#### [Lesetext]
Die erste Weltraumtouristin ist auf dem Weg zur ISS. Anousheh Ansari war an Bord der Sojus TMA-9 so begeistert, dass der Flugleiter sie beim Start zur Ruhe ermahnen musste.

Berlin/Moskau - Die US-Millionärin Anousheh Ansari konnte ihr Glück kaum fassen. Je näher am Morgen auf dem Kosmodrom Baikonur (Kasachstan) ihr Start als erste Weltraumtouristin zur Internationalen Raumstation ISS rückte, desto aufgeregter wurde sie. Immerhin ging ein Kindheitstraum für die 40-Jährige in Erfüllung, die im Iran geboren wurde und Anfang der 80er Jahre in die USA emigriert war. Die Hobby-Astronautin freute sich so auf die bevorstehende zehntägige Sternenreise, dass sie es vor Begeisterung kaum in ihrem Konturensessel in der "Sojus TMA-9"-Kapsel hielt.

Sie gestikulierte und redete so heftig auf den russischen Kommandanten Michail Tjurin und ihren amerikanischen Landsmann Michael Lopez-Alegria ein, dass sie schließlich sanft zur Ruhe aufgefordert werden musste. Man dürfe den Kopf "nicht abrupt" drehen, mahnte Flugleiter Wladimir Solowjow. Das könne später in der Schwerelosigkeit "negative Folgen" haben, die einem die ersten Tage in der Raumstation vermiesten. "Und das wollen wir überhaupt nicht", fügte der Kosmosveteran hinzu, der selbst zweimal im All unterwegs war. Er wolle vielmehr, dass Ansari "die Tasse eines guten Raumfluges" bis zum "letzten Schluck" austrinken könne.

#### [Schriftliche Aufgabe 1]
Schreibe im Listing die Zeilen von der Zeile mit „answer-label: rolling friction“ bis einschließlich der Zeile mit „question-type-label: MULTIPLE-CHOICE QUESTION“ neu und setze dabei „choice-checkbox“ an die Stelle von „answer-checkbox“. Alles andere bleibt gleich.
Das Listing hat mit dem Text nichts zu tun.

#### [Gezeigtes Listing]
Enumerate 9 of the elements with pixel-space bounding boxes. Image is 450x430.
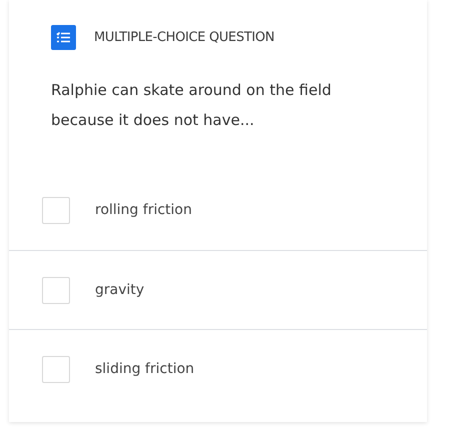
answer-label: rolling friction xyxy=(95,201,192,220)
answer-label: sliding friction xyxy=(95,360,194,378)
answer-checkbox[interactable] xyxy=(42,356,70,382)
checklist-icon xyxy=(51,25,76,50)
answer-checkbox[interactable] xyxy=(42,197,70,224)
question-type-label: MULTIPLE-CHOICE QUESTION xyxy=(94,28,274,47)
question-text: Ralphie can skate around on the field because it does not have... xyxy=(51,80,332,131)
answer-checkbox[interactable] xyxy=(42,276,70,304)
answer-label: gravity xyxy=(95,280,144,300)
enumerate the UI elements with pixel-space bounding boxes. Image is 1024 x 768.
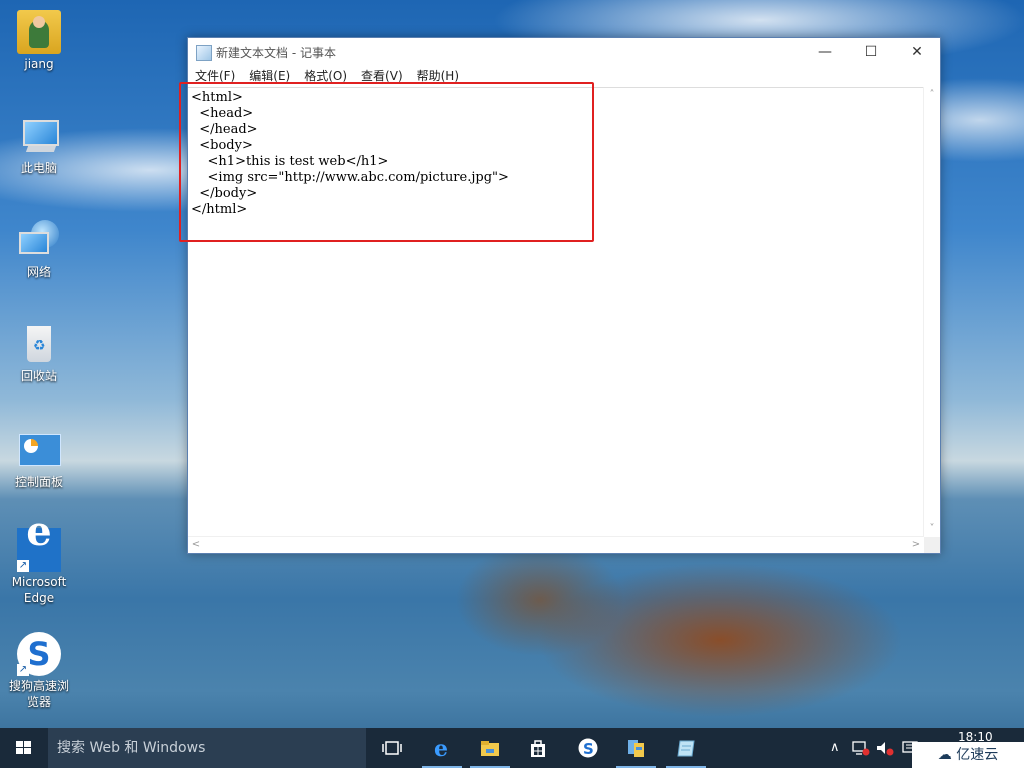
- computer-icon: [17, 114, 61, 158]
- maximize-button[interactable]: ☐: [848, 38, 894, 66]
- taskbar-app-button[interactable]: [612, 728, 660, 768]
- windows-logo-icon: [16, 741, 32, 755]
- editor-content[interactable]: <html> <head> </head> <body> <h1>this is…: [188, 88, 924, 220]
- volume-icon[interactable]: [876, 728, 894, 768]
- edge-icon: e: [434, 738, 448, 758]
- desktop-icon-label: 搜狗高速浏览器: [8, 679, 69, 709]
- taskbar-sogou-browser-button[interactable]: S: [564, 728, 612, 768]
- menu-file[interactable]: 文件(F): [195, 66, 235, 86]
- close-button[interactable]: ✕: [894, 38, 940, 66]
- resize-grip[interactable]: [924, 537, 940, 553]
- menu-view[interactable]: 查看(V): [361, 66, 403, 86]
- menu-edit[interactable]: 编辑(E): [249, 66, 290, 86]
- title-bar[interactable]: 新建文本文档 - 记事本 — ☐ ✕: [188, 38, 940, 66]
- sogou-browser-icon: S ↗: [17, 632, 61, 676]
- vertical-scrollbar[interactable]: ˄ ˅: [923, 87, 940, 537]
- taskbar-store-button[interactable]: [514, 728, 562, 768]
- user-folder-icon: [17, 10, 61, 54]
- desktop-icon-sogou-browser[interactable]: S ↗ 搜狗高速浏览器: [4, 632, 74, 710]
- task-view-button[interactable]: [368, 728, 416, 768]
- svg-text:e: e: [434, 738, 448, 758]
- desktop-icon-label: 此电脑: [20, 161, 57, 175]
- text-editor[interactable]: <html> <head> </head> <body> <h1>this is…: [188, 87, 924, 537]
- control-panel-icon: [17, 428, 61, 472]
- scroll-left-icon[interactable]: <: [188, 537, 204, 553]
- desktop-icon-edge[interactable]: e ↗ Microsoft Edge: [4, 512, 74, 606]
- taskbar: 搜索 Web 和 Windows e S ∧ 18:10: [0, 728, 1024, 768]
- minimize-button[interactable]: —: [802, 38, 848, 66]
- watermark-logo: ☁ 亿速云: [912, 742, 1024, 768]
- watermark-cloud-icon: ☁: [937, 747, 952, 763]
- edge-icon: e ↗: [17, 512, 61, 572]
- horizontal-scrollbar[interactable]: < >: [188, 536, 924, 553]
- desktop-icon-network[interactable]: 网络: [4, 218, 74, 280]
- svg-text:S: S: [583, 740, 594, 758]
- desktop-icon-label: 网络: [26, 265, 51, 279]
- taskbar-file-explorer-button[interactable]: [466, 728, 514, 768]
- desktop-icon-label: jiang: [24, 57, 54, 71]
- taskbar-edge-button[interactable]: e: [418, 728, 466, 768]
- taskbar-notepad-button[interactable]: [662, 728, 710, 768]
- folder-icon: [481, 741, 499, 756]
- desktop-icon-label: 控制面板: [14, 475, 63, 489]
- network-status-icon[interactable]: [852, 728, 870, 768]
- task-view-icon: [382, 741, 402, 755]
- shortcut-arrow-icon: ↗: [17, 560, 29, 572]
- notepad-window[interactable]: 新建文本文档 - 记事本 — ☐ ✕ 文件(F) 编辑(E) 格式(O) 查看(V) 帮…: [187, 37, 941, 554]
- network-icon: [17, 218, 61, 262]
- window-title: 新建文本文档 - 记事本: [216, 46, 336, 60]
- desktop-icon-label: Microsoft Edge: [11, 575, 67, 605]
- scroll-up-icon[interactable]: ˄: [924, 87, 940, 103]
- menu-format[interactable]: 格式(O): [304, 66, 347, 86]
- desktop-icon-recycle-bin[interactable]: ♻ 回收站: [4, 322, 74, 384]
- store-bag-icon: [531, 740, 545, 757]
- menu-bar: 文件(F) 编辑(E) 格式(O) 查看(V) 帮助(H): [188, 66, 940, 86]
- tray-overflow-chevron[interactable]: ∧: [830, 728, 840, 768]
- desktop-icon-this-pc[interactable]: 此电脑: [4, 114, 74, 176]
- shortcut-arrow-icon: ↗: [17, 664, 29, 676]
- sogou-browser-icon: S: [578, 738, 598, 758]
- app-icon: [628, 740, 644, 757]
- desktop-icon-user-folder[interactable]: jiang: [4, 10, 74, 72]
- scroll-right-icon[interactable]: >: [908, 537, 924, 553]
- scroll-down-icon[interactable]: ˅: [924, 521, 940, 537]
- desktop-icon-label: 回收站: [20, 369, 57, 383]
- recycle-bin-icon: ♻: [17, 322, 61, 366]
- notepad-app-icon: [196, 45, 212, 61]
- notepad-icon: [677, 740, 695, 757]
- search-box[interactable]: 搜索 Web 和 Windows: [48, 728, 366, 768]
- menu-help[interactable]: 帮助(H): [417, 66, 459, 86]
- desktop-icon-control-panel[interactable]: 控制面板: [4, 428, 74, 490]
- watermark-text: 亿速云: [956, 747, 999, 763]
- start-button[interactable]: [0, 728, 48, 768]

---

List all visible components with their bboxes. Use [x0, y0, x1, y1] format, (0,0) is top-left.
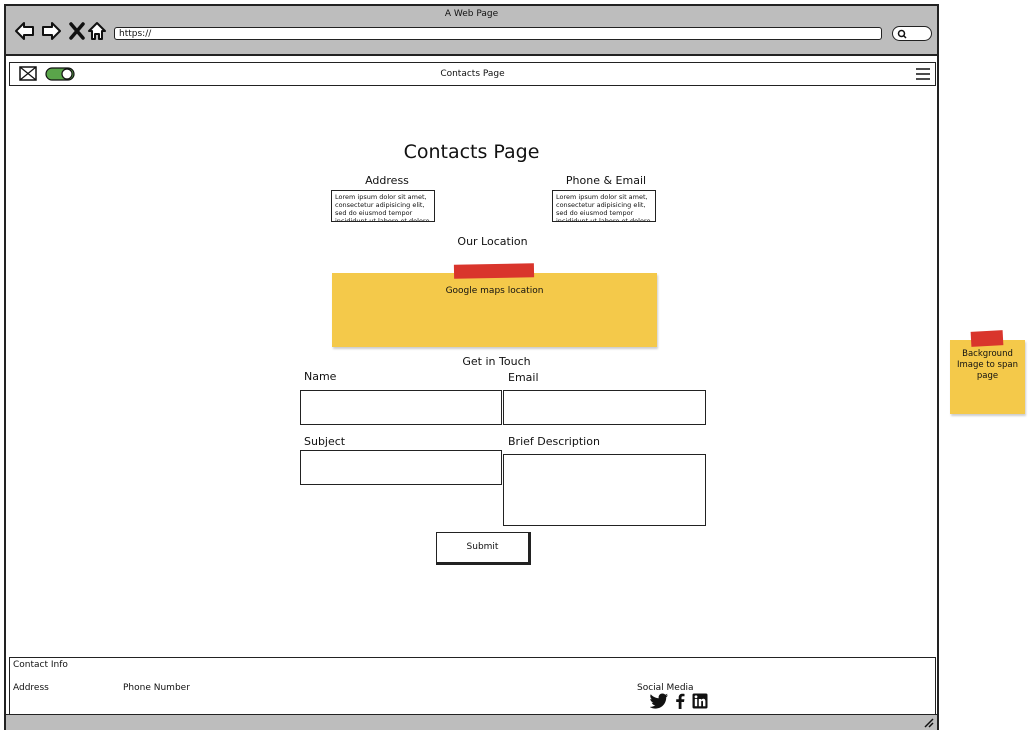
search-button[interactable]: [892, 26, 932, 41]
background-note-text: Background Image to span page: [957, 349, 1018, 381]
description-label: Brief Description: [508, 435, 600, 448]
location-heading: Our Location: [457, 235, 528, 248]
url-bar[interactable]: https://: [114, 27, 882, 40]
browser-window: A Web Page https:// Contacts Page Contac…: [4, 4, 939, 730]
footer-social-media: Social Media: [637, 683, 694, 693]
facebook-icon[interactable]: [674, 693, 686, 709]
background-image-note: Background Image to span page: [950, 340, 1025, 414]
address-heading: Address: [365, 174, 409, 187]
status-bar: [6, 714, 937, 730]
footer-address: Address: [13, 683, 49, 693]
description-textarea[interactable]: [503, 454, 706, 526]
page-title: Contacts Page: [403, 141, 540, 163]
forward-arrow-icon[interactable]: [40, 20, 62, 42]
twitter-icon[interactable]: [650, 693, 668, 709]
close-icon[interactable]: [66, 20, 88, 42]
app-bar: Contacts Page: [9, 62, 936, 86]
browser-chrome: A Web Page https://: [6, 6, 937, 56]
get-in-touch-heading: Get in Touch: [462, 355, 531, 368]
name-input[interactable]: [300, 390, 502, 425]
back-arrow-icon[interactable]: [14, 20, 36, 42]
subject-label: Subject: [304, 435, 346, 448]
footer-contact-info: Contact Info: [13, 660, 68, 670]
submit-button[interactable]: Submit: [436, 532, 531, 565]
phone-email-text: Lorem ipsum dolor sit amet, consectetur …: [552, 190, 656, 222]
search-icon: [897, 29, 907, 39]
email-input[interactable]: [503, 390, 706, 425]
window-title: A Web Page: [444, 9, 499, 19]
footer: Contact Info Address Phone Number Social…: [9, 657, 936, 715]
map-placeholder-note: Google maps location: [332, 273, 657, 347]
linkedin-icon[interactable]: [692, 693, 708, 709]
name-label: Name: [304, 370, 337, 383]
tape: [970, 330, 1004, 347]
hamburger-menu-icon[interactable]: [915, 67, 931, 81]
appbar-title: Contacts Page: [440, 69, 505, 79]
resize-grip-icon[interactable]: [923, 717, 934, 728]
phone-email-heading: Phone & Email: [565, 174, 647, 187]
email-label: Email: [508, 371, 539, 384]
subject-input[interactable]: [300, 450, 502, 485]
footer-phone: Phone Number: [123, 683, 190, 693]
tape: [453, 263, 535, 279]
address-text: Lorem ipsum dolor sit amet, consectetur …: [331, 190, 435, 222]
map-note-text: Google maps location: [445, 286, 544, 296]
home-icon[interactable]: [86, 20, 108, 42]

#### [Schriftliche Aufgabe 2]
Schreib den Text über die erste Weltraumtouristin vollständig und wortgetreu ab.

#### [Antwort 1]
answer-label: rolling friction xyxy=(95,201,192,220)
answer-label: sliding friction xyxy=(95,360,194,378)
choice-checkbox[interactable] xyxy=(42,356,70,382)
checklist-icon xyxy=(51,25,76,50)
choice-checkbox[interactable] xyxy=(42,197,70,224)
question-type-label: MULTIPLE-CHOICE QUESTION xyxy=(94,28,274,47)

#### [Antwort 2]
Die erste Weltraumtouristin ist auf dem Weg zur ISS. Anousheh Ansari war an Bord der Sojus TMA-9 so begeistert, dass der Flugleiter sie beim Start zur Ruhe ermahnen musste.

Berlin/Moskau - Die US-Millionärin Anousheh Ansari konnte ihr Glück kaum fassen. Je näher am Morgen auf dem Kosmodrom Baikonur (Kasachstan) ihr Start als erste Weltraumtouristin zur Internationalen Raumstation ISS rückte, desto aufgeregter wurde sie. Immerhin ging ein Kindheitstraum für die 40-Jährige in Erfüllung, die im Iran geboren wurde und Anfang der 80er Jahre in die USA emigriert war. Die Hobby-Astronautin freute sich so auf die bevorstehende zehntägige Sternenreise, dass sie es vor Begeisterung kaum in ihrem Konturensessel in der "Sojus TMA-9"-Kapsel hielt.

Sie gestikulierte und redete so heftig auf den russischen Kommandanten Michail Tjurin und ihren amerikanischen Landsmann Michael Lopez-Alegria ein, dass sie schließlich sanft zur Ruhe aufgefordert werden musste. Man dürfe den Kopf "nicht abrupt" drehen, mahnte Flugleiter Wladimir Solowjow. Das könne später in der Schwerelosigkeit "negative Folgen" haben, die einem die ersten Tage in der Raumstation vermiesten. "Und das wollen wir überhaupt nicht", fügte der Kosmosveteran hinzu, der selbst zweimal im All unterwegs war. Er wolle vielmehr, dass Ansari "die Tasse eines guten Raumfluges" bis zum "letzten Schluck" austrinken könne.